Shirley Faye Nelson ( White, October 12, 1925 – April 27, 2022) was an American author of three books, including The Last Year of the War.

Early life
Nelson was born in New Jersey in 1925, and raised in Holliston, Massachusetts, the daughter of fundamentalist Christian parents Arnold and Merlyn White who once belonged to the Shiloh Colony in Maine. She attended Moody Bible Institute and Providence Bible Institute where she met her future husband, the author and academic Rudy Nelson, in the 1940s. The couple married in 1951.

Career
Nelson wrote three books, including The Last Year of the War which received many positive reviews and which won the Harper-Saxton Fellowship, the Chicago Friends of Literature award for fiction, and Honorable Mention for the Janet Heidinger Kafka Prize in 1979.  She also taught creative writing for ten years at Barrington College.  In 2006 she wrote and produced, along with her husband, the documentary film Precarious Peace: God and Guatemala.  In addition, Nelson published poetry and essays in a variety of magazines and journals, including Southwest Review, Family Circle, Books and Culture, Old House Journal, and The Christian Century. After publishing her first book, Nelson earned a master's degree in English from the University of Albany.

Personal life and death
Nelson died in Amherst, Massachusetts on April 27, 2022, at the age of 96.

_____

■ **Problem description**
State whether each of the following statements agrees with the biography of Shirley Faye Nelson above, answering yes or no and quoting the deciding words: (a) Nelson taught creative writing at Barrington College for ten years; (b) The Last Year of the War won the Janet Heidinger Kafka Prize in 1979; (c) Nelson earned her master's degree before publishing her first book.

Collection entries
_____

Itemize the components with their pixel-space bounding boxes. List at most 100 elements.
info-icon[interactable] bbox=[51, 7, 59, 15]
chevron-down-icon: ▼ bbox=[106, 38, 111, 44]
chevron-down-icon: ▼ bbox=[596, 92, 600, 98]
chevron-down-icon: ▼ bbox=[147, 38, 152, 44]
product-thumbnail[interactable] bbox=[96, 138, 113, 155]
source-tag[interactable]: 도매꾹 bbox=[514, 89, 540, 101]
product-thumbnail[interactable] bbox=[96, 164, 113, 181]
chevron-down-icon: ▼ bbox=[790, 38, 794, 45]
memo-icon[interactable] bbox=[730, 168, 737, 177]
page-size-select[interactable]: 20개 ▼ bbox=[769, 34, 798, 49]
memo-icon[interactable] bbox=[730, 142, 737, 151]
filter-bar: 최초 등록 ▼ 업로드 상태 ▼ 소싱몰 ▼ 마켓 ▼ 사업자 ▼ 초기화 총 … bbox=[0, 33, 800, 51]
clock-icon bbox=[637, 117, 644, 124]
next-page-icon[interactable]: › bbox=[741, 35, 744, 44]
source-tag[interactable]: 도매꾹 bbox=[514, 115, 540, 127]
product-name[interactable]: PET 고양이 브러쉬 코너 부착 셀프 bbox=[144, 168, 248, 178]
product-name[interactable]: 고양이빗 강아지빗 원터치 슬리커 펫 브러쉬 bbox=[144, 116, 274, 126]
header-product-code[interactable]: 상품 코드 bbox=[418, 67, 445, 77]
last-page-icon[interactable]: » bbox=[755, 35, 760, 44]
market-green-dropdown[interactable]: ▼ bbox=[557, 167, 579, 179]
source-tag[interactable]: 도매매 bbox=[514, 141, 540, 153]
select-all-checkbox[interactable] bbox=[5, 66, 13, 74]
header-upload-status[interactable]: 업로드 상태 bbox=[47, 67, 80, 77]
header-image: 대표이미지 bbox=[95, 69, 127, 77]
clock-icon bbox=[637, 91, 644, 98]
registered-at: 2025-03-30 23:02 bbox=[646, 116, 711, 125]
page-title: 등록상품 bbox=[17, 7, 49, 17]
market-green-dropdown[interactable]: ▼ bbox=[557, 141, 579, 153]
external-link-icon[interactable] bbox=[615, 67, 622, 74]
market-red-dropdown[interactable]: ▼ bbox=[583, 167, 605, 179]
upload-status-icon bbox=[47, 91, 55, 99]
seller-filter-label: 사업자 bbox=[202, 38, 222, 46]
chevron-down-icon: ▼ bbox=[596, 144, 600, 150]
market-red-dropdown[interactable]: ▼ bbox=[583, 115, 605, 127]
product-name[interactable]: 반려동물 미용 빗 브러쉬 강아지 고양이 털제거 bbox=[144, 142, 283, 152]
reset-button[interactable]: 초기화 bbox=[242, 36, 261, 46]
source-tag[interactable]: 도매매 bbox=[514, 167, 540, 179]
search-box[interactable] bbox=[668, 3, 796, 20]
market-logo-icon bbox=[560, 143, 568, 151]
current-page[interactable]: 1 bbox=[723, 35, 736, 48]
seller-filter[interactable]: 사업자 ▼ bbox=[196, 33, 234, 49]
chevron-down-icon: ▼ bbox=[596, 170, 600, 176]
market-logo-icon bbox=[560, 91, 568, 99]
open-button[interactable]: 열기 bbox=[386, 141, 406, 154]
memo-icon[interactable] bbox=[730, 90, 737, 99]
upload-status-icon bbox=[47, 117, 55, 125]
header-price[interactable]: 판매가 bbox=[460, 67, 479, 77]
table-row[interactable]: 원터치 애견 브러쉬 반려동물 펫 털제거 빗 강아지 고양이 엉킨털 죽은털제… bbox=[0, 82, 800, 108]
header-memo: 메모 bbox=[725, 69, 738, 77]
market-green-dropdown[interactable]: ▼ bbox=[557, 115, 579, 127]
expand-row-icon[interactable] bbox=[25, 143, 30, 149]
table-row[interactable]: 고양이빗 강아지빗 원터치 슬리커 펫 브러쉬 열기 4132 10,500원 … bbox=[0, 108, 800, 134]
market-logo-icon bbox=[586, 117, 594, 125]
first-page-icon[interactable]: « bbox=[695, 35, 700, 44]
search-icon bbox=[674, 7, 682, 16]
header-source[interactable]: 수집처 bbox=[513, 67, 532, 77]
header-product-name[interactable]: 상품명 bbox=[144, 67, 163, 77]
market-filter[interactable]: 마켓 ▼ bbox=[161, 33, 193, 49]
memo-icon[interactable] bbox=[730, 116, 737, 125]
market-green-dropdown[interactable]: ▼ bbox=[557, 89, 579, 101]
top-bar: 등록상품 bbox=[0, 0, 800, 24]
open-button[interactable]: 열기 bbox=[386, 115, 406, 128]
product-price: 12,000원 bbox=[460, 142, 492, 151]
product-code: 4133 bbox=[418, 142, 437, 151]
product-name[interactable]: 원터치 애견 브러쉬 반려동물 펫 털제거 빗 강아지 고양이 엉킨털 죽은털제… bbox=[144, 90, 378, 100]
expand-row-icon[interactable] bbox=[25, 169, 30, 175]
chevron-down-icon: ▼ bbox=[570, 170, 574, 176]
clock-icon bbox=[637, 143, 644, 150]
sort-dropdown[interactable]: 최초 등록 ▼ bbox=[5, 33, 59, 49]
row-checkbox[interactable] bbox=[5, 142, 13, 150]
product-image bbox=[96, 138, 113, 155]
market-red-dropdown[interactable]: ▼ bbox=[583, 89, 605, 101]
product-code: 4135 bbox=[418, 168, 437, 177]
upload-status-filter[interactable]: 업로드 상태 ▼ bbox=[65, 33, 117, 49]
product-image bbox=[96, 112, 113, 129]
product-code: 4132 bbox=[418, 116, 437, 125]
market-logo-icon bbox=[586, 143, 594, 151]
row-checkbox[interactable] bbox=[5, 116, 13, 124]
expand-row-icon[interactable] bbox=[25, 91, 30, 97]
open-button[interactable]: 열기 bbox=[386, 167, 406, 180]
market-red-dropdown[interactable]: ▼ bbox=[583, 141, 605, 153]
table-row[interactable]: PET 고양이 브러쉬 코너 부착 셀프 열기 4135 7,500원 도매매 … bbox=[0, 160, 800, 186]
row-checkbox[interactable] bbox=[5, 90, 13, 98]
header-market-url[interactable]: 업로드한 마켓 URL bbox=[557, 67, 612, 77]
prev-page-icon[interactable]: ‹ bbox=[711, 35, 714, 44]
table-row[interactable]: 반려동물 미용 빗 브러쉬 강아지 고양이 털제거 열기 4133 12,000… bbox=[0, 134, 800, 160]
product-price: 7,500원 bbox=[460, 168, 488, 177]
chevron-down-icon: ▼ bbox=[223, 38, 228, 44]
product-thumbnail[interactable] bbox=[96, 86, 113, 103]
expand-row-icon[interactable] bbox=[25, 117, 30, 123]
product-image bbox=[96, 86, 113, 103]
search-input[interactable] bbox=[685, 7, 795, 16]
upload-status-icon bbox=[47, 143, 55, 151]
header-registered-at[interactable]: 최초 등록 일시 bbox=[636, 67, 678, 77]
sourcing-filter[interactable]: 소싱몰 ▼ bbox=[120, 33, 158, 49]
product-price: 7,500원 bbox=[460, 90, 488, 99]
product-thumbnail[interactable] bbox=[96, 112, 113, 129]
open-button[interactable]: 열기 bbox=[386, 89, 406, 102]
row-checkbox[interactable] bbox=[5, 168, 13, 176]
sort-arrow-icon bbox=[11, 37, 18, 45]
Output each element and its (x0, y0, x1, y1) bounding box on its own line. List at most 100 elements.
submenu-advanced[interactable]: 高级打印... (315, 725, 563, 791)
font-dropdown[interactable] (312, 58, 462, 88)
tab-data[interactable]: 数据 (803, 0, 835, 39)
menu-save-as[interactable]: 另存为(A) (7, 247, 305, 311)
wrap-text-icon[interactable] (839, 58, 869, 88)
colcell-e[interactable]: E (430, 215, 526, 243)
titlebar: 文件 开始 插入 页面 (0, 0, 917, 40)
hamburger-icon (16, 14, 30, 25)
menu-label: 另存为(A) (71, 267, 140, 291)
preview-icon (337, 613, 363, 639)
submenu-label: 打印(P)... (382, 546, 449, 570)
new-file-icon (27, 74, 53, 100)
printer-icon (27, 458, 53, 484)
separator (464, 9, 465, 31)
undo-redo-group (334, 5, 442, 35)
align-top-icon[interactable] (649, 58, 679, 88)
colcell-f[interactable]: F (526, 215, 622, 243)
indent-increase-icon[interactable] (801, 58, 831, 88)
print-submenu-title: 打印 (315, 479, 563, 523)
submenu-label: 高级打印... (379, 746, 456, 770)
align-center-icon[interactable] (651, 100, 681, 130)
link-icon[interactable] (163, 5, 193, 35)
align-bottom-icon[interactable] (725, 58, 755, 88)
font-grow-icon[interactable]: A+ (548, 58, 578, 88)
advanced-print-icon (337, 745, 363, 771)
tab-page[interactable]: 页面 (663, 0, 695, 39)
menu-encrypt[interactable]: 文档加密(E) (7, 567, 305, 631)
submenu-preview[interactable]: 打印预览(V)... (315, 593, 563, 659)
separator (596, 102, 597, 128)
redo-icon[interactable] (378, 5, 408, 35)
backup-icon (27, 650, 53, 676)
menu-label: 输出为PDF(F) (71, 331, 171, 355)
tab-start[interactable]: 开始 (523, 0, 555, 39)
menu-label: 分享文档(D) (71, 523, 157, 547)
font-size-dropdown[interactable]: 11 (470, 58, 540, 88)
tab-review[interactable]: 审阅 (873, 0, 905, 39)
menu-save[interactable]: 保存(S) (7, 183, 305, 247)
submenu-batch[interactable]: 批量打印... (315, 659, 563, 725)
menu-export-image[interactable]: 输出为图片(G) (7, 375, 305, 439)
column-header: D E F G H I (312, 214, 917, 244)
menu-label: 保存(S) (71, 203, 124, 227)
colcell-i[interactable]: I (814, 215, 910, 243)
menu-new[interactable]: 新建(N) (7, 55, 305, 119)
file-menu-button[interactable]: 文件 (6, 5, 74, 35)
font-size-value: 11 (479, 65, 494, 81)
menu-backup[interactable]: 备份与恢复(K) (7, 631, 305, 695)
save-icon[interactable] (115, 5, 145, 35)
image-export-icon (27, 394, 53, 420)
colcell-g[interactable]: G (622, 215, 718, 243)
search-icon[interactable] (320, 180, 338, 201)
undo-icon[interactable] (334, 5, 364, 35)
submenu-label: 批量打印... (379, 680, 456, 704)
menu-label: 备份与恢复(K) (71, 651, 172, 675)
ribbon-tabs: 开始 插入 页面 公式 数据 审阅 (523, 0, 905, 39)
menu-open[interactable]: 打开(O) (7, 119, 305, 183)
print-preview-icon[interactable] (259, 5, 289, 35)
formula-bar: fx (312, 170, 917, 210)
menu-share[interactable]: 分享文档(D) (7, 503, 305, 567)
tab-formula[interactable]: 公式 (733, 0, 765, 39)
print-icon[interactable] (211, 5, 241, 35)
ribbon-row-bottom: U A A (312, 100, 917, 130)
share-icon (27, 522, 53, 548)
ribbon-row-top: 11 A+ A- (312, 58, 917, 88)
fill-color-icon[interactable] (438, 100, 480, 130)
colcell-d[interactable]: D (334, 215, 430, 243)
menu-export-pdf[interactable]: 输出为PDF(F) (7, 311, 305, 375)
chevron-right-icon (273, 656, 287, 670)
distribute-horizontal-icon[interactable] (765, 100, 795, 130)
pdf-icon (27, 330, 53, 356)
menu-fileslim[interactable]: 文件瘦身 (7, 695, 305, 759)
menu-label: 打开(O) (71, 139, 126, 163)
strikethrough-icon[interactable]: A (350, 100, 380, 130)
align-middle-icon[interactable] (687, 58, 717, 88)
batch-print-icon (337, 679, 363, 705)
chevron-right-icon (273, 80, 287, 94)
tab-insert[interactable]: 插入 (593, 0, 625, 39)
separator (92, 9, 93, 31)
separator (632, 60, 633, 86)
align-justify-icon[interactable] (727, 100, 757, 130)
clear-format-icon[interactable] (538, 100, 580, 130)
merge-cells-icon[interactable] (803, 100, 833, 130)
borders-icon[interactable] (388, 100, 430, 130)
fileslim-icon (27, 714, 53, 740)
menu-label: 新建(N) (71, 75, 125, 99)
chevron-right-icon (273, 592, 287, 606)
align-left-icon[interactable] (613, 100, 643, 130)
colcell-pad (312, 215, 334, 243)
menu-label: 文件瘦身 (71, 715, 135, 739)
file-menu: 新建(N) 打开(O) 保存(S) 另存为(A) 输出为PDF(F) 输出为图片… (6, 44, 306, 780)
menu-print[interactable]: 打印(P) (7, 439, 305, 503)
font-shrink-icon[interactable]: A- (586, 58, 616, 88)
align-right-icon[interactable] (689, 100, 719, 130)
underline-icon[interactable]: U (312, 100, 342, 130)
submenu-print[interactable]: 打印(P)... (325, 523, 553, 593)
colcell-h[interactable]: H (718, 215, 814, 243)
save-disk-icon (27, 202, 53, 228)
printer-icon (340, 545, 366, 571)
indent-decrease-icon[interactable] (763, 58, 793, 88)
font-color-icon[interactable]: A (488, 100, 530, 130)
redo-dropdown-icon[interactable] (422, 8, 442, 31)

_____

■ **Solution to this exercise**
(a) Yes: "She also taught creative writing for ten years at Barrington College."
(b) No: "Honorable Mention for the Janet Heidinger Kafka Prize in 1979"
(c) No: "After publishing her first book, Nelson earned a master's degree in English from the University of Albany."